Job: Reply with the count of lines holding "color", nothing more.

Data listing:
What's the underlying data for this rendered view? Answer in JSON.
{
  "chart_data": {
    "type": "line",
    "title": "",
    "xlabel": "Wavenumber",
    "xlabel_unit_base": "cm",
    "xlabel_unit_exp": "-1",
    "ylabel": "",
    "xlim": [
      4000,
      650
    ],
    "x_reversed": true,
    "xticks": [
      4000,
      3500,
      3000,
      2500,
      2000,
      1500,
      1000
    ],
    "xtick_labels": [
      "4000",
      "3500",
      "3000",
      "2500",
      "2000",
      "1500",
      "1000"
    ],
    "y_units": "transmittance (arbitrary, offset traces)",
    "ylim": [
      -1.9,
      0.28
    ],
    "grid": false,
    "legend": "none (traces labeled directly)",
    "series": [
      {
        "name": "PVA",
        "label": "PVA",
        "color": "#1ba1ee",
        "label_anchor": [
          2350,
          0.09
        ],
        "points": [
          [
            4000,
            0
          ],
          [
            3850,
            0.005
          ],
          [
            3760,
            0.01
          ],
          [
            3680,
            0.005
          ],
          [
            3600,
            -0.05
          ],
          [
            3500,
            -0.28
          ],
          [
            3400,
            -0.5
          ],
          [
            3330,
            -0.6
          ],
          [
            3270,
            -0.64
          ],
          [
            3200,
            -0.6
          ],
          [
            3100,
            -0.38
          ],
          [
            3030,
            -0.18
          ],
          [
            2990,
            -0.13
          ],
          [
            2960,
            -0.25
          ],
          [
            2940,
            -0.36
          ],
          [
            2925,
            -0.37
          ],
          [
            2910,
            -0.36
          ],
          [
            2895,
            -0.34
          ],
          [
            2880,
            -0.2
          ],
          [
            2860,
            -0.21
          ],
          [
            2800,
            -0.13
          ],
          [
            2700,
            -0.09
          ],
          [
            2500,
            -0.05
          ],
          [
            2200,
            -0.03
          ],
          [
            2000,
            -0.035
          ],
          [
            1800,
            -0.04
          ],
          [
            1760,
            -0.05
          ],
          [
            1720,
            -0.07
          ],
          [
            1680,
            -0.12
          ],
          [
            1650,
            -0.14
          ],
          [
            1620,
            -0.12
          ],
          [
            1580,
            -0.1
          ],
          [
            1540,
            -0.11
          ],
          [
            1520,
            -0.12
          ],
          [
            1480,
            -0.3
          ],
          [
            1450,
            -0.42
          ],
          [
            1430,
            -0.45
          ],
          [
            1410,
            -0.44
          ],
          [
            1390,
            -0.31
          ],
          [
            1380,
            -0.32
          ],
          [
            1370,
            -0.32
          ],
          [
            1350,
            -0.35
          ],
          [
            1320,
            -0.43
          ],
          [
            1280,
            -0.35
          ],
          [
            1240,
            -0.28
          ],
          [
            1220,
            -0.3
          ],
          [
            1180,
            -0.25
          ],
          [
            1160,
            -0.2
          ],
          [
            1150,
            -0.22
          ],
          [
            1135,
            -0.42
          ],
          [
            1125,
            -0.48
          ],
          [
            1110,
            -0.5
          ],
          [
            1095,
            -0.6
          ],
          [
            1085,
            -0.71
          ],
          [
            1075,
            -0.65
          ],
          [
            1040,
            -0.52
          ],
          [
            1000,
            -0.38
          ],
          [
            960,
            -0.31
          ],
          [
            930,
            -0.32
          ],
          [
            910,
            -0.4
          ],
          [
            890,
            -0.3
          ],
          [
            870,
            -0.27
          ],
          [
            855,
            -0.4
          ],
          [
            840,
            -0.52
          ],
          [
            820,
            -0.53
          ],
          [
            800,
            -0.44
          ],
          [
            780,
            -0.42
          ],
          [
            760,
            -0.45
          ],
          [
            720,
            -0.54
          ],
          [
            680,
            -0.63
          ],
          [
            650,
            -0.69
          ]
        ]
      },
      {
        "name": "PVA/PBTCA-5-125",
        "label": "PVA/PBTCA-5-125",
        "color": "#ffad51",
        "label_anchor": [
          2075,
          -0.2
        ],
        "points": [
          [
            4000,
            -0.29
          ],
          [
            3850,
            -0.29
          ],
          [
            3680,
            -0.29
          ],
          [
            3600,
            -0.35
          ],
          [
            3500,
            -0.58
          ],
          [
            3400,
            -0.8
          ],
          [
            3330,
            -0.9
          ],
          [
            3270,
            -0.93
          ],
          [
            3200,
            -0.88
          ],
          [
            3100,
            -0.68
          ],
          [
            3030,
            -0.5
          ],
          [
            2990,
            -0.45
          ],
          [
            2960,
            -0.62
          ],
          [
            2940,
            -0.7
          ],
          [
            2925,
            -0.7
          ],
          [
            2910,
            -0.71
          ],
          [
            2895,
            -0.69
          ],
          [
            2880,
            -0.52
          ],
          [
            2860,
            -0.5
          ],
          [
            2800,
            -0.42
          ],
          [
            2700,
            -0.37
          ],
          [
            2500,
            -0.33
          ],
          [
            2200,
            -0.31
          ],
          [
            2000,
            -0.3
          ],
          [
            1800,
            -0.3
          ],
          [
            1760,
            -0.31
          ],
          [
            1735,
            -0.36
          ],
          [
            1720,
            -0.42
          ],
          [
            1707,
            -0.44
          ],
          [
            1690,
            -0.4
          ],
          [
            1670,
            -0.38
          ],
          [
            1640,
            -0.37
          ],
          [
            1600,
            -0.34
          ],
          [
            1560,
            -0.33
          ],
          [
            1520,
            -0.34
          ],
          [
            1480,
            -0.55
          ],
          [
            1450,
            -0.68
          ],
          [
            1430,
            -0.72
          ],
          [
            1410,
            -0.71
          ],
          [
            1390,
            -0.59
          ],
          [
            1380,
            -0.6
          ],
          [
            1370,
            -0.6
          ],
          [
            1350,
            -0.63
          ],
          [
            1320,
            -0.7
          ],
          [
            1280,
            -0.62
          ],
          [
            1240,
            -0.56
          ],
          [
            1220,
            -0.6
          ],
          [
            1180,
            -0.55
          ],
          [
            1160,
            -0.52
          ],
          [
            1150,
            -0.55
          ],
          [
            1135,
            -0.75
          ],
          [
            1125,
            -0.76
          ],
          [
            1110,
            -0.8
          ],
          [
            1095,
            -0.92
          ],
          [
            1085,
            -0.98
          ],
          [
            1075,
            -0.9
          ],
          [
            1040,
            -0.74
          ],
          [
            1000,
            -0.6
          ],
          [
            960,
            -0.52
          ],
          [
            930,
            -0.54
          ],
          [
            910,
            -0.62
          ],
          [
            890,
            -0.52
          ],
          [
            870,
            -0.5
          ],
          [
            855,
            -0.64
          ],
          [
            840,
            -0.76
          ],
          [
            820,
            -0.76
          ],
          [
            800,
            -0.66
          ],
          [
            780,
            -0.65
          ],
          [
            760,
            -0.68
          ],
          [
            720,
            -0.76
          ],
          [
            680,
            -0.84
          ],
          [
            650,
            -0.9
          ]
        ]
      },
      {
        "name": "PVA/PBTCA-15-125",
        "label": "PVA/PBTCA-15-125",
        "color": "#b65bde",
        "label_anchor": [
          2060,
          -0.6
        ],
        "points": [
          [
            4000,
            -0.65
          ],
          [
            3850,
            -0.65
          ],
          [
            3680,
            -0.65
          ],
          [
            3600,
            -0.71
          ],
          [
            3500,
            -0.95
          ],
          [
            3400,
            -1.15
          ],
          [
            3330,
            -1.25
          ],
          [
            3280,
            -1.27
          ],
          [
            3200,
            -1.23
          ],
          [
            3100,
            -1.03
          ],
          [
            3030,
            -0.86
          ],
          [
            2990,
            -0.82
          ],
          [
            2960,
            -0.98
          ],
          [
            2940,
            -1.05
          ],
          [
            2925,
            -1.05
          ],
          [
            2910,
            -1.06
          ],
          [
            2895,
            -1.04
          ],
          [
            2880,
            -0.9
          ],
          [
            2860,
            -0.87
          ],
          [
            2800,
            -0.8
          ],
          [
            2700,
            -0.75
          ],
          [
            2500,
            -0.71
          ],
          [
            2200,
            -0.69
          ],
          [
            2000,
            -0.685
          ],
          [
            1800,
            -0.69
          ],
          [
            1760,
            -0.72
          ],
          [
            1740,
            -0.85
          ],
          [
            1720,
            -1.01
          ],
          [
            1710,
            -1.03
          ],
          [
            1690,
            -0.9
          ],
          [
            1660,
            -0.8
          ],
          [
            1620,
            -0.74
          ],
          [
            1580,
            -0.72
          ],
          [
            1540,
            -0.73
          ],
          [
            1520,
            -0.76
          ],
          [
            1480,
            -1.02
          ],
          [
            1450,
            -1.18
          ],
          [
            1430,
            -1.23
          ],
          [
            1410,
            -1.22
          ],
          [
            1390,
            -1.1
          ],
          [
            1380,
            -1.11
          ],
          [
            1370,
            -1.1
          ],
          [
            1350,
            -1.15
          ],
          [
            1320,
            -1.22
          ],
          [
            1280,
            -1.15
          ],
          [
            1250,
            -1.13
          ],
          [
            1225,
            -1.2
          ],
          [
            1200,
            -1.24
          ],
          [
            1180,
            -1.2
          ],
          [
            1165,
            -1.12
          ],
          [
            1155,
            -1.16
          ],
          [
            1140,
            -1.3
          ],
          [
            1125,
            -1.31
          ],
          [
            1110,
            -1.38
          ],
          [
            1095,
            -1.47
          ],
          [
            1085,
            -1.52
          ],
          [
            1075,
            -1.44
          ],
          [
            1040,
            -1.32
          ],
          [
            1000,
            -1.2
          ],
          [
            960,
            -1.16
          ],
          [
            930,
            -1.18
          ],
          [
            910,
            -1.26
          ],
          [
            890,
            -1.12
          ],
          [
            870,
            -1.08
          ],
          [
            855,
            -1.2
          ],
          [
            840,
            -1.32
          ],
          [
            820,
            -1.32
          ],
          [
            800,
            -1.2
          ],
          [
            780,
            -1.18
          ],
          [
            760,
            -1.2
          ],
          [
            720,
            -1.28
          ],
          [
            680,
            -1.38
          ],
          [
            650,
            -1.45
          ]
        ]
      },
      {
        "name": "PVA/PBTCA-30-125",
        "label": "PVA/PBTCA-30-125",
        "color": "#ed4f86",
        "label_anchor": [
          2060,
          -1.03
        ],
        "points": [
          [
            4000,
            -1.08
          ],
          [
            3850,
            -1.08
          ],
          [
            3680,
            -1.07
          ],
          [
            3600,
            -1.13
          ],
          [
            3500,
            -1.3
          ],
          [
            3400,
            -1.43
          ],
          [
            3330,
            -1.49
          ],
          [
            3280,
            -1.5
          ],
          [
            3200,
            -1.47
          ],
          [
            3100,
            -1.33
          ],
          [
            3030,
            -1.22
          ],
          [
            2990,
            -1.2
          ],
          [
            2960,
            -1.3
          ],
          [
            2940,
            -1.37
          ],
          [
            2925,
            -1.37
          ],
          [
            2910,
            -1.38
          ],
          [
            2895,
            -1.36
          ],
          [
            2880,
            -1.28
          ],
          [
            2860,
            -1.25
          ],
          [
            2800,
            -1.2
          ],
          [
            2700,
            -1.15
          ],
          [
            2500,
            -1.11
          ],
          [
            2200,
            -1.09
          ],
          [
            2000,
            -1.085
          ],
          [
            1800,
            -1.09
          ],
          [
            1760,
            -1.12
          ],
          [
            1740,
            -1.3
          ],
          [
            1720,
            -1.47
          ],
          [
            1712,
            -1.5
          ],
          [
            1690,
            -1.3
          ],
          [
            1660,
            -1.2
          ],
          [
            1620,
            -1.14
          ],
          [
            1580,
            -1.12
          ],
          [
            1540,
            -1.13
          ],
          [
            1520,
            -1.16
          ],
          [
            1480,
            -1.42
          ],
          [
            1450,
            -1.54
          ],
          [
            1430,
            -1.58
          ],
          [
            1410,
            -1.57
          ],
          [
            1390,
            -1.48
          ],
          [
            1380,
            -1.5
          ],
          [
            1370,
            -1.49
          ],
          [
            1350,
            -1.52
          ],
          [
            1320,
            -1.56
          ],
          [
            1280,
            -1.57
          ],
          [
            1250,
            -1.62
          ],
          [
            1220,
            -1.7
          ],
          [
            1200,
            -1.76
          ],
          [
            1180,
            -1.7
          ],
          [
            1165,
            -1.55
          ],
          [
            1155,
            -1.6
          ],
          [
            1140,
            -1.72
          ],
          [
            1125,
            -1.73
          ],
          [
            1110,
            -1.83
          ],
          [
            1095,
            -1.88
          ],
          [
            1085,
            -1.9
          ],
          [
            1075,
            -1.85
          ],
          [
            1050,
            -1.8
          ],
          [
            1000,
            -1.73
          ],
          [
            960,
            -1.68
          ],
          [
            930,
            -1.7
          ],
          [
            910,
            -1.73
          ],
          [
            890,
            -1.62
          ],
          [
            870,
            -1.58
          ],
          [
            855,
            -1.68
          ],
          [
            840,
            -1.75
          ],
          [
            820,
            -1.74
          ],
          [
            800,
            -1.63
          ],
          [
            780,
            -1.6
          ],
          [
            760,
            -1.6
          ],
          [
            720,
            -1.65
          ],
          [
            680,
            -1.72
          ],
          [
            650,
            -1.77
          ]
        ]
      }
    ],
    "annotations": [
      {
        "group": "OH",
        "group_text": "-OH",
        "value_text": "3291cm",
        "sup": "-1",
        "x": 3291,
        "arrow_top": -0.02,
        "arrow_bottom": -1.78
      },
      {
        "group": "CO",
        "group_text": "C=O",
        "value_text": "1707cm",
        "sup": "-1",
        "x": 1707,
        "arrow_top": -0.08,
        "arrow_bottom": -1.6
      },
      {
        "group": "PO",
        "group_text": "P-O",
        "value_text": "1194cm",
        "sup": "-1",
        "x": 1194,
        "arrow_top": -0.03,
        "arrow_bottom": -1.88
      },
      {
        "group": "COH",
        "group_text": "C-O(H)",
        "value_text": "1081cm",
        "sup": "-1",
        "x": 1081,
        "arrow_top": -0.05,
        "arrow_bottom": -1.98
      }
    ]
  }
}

Response: 4